WRITTEN PROBLEM:
Your task is to repeat the entries word for word while leaving out the pictures.
═══ INFORMATION SHOWN ═══
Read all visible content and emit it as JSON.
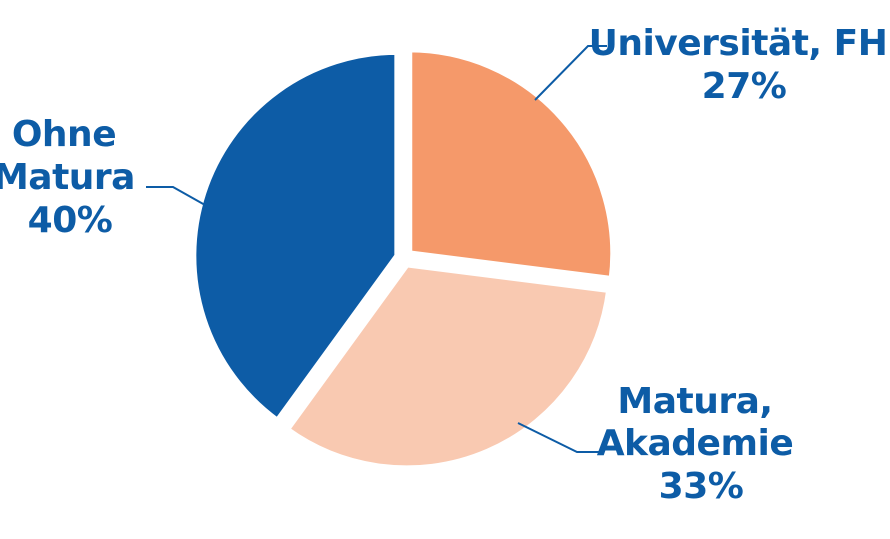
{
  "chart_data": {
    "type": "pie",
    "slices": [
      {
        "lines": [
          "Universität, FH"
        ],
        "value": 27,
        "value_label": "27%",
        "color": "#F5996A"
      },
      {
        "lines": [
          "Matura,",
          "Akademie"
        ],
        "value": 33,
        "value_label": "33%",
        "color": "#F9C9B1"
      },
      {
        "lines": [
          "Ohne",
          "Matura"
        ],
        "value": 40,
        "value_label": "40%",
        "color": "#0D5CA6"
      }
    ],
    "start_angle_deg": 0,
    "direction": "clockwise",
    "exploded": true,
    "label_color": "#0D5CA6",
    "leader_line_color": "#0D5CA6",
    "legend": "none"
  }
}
═══
TASK RESULT:
Read all visible content and emit it as JSON.
{
  "chart_data": {
    "type": "pie",
    "slices": [
      {
        "lines": [
          "Universität, FH"
        ],
        "value": 27,
        "value_label": "27%",
        "color": "#F5996A"
      },
      {
        "lines": [
          "Matura,",
          "Akademie"
        ],
        "value": 33,
        "value_label": "33%",
        "color": "#F9C9B1"
      },
      {
        "lines": [
          "Ohne",
          "Matura"
        ],
        "value": 40,
        "value_label": "40%",
        "color": "#0D5CA6"
      }
    ],
    "start_angle_deg": 0,
    "direction": "clockwise",
    "exploded": true,
    "label_color": "#0D5CA6",
    "leader_line_color": "#0D5CA6",
    "legend": "none"
  }
}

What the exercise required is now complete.